**Extracted data**:
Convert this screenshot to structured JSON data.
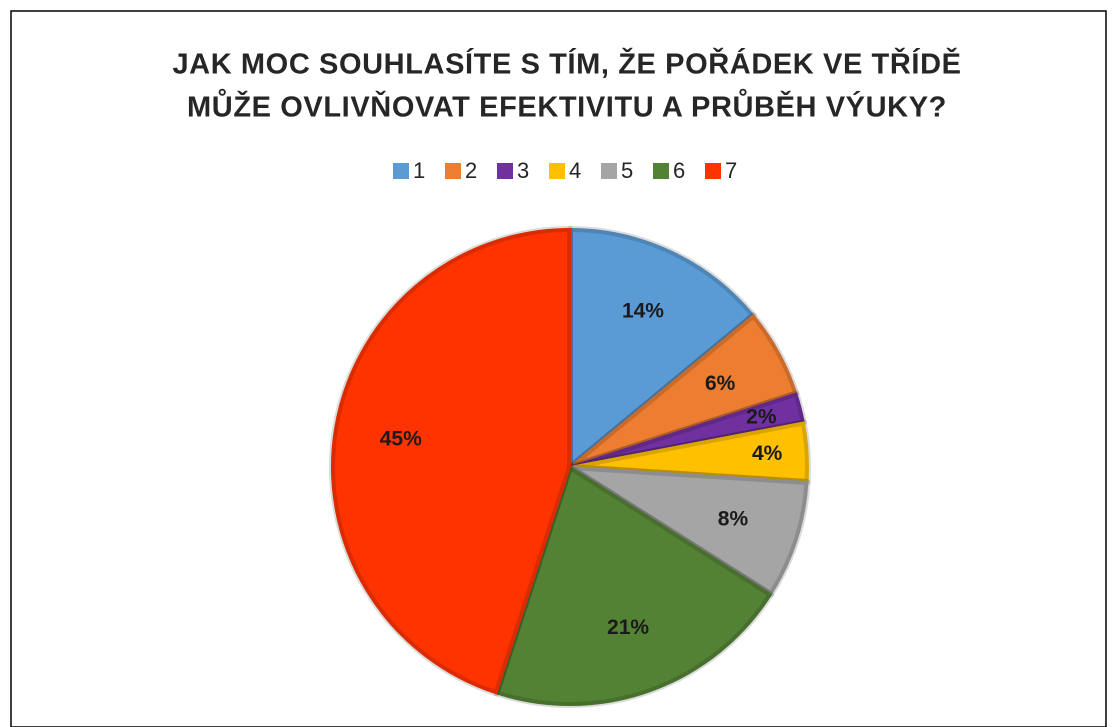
{
  "chart_data": {
    "type": "pie",
    "title": [
      "JAK MOC SOUHLASÍTE S TÍM, ŽE POŘÁDEK VE TŘÍDĚ",
      "MŮŽE OVLIVŇOVAT EFEKTIVITU A PRŮBĚH VÝUKY?"
    ],
    "categories": [
      "1",
      "2",
      "3",
      "4",
      "5",
      "6",
      "7"
    ],
    "values": [
      14,
      6,
      2,
      4,
      8,
      21,
      45
    ],
    "value_labels": [
      "14%",
      "6%",
      "2%",
      "4%",
      "8%",
      "21%",
      "45%"
    ],
    "colors": [
      "#5b9bd5",
      "#ed7d31",
      "#7030a0",
      "#ffc000",
      "#a5a5a5",
      "#548235",
      "#ff3300"
    ],
    "legend": "top"
  }
}
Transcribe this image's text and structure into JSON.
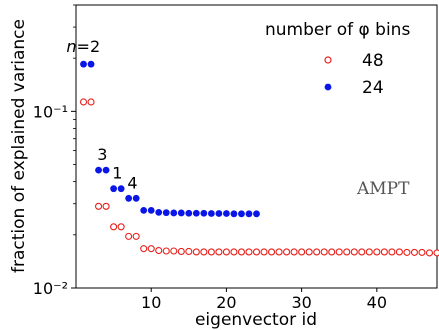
{
  "chart_data": {
    "type": "scatter",
    "title": "",
    "xlabel": "eigenvector id",
    "ylabel": "fraction of explained variance",
    "yscale": "log",
    "xlim": [
      0,
      48
    ],
    "ylim": [
      0.01,
      0.4
    ],
    "x_ticks": [
      10,
      20,
      30,
      40
    ],
    "x_tick_labels": [
      "10",
      "20",
      "30",
      "40"
    ],
    "y_ticks": [
      0.1,
      0.01
    ],
    "y_tick_labels": [
      "10⁻¹",
      "10⁻²"
    ],
    "legend": {
      "title": "number of φ bins",
      "placement": "top-right",
      "entries": [
        "48",
        "24"
      ]
    },
    "series": [
      {
        "name": "48",
        "marker": "open-circle",
        "color": "#e8201a",
        "x": [
          1,
          2,
          3,
          4,
          5,
          6,
          7,
          8,
          9,
          10,
          11,
          12,
          13,
          14,
          15,
          16,
          17,
          18,
          19,
          20,
          21,
          22,
          23,
          24,
          25,
          26,
          27,
          28,
          29,
          30,
          31,
          32,
          33,
          34,
          35,
          36,
          37,
          38,
          39,
          40,
          41,
          42,
          43,
          44,
          45,
          46,
          47,
          48
        ],
        "y": [
          0.113,
          0.113,
          0.029,
          0.029,
          0.0222,
          0.0222,
          0.0196,
          0.0196,
          0.0167,
          0.0167,
          0.0163,
          0.0162,
          0.0162,
          0.0161,
          0.0161,
          0.016,
          0.016,
          0.016,
          0.016,
          0.016,
          0.016,
          0.016,
          0.016,
          0.016,
          0.016,
          0.016,
          0.016,
          0.016,
          0.016,
          0.016,
          0.016,
          0.016,
          0.016,
          0.016,
          0.016,
          0.016,
          0.016,
          0.016,
          0.016,
          0.016,
          0.016,
          0.016,
          0.016,
          0.0159,
          0.0159,
          0.0159,
          0.0158,
          0.0158
        ]
      },
      {
        "name": "24",
        "marker": "filled-circle",
        "color": "#0a16e8",
        "x": [
          1,
          2,
          3,
          4,
          5,
          6,
          7,
          8,
          9,
          10,
          11,
          12,
          13,
          14,
          15,
          16,
          17,
          18,
          19,
          20,
          21,
          22,
          23,
          24
        ],
        "y": [
          0.185,
          0.185,
          0.0465,
          0.0465,
          0.0365,
          0.0365,
          0.0322,
          0.0322,
          0.0275,
          0.0275,
          0.0268,
          0.0267,
          0.0266,
          0.0266,
          0.0265,
          0.0265,
          0.0265,
          0.0264,
          0.0264,
          0.0264,
          0.0263,
          0.0263,
          0.0263,
          0.0263
        ]
      }
    ],
    "annotations": [
      {
        "text": "n=2",
        "x": 1.5,
        "y": 0.185
      },
      {
        "text": "3",
        "x": 3.5,
        "y": 0.0465
      },
      {
        "text": "1",
        "x": 5.5,
        "y": 0.0365
      },
      {
        "text": "4",
        "x": 7.5,
        "y": 0.0322
      }
    ],
    "watermark_label": "AMPT"
  }
}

**Given task**: Repeat the listing above exactly, with no pictures.

**Expected output**:
Convert this screenshot to structured JSON data.
{
  "chart_data": {
    "type": "pie",
    "title": [
      "JAK MOC SOUHLASÍTE S TÍM, ŽE POŘÁDEK VE TŘÍDĚ",
      "MŮŽE OVLIVŇOVAT EFEKTIVITU A PRŮBĚH VÝUKY?"
    ],
    "categories": [
      "1",
      "2",
      "3",
      "4",
      "5",
      "6",
      "7"
    ],
    "values": [
      14,
      6,
      2,
      4,
      8,
      21,
      45
    ],
    "value_labels": [
      "14%",
      "6%",
      "2%",
      "4%",
      "8%",
      "21%",
      "45%"
    ],
    "colors": [
      "#5b9bd5",
      "#ed7d31",
      "#7030a0",
      "#ffc000",
      "#a5a5a5",
      "#548235",
      "#ff3300"
    ],
    "legend": "top"
  }
}
Transcribe this image's text and structure into JSON.
{
  "chart_data": {
    "type": "scatter",
    "title": "",
    "xlabel": "eigenvector id",
    "ylabel": "fraction of explained variance",
    "yscale": "log",
    "xlim": [
      0,
      48
    ],
    "ylim": [
      0.01,
      0.4
    ],
    "x_ticks": [
      10,
      20,
      30,
      40
    ],
    "x_tick_labels": [
      "10",
      "20",
      "30",
      "40"
    ],
    "y_ticks": [
      0.1,
      0.01
    ],
    "y_tick_labels": [
      "10⁻¹",
      "10⁻²"
    ],
    "legend": {
      "title": "number of φ bins",
      "placement": "top-right",
      "entries": [
        "48",
        "24"
      ]
    },
    "series": [
      {
        "name": "48",
        "marker": "open-circle",
        "color": "#e8201a",
        "x": [
          1,
          2,
          3,
          4,
          5,
          6,
          7,
          8,
          9,
          10,
          11,
          12,
          13,
          14,
          15,
          16,
          17,
          18,
          19,
          20,
          21,
          22,
          23,
          24,
          25,
          26,
          27,
          28,
          29,
          30,
          31,
          32,
          33,
          34,
          35,
          36,
          37,
          38,
          39,
          40,
          41,
          42,
          43,
          44,
          45,
          46,
          47,
          48
        ],
        "y": [
          0.113,
          0.113,
          0.029,
          0.029,
          0.0222,
          0.0222,
          0.0196,
          0.0196,
          0.0167,
          0.0167,
          0.0163,
          0.0162,
          0.0162,
          0.0161,
          0.0161,
          0.016,
          0.016,
          0.016,
          0.016,
          0.016,
          0.016,
          0.016,
          0.016,
          0.016,
          0.016,
          0.016,
          0.016,
          0.016,
          0.016,
          0.016,
          0.016,
          0.016,
          0.016,
          0.016,
          0.016,
          0.016,
          0.016,
          0.016,
          0.016,
          0.016,
          0.016,
          0.016,
          0.016,
          0.0159,
          0.0159,
          0.0159,
          0.0158,
          0.0158
        ]
      },
      {
        "name": "24",
        "marker": "filled-circle",
        "color": "#0a16e8",
        "x": [
          1,
          2,
          3,
          4,
          5,
          6,
          7,
          8,
          9,
          10,
          11,
          12,
          13,
          14,
          15,
          16,
          17,
          18,
          19,
          20,
          21,
          22,
          23,
          24
        ],
        "y": [
          0.185,
          0.185,
          0.0465,
          0.0465,
          0.0365,
          0.0365,
          0.0322,
          0.0322,
          0.0275,
          0.0275,
          0.0268,
          0.0267,
          0.0266,
          0.0266,
          0.0265,
          0.0265,
          0.0265,
          0.0264,
          0.0264,
          0.0264,
          0.0263,
          0.0263,
          0.0263,
          0.0263
        ]
      }
    ],
    "annotations": [
      {
        "text": "n=2",
        "x": 1.5,
        "y": 0.185
      },
      {
        "text": "3",
        "x": 3.5,
        "y": 0.0465
      },
      {
        "text": "1",
        "x": 5.5,
        "y": 0.0365
      },
      {
        "text": "4",
        "x": 7.5,
        "y": 0.0322
      }
    ],
    "watermark_label": "AMPT"
  }
}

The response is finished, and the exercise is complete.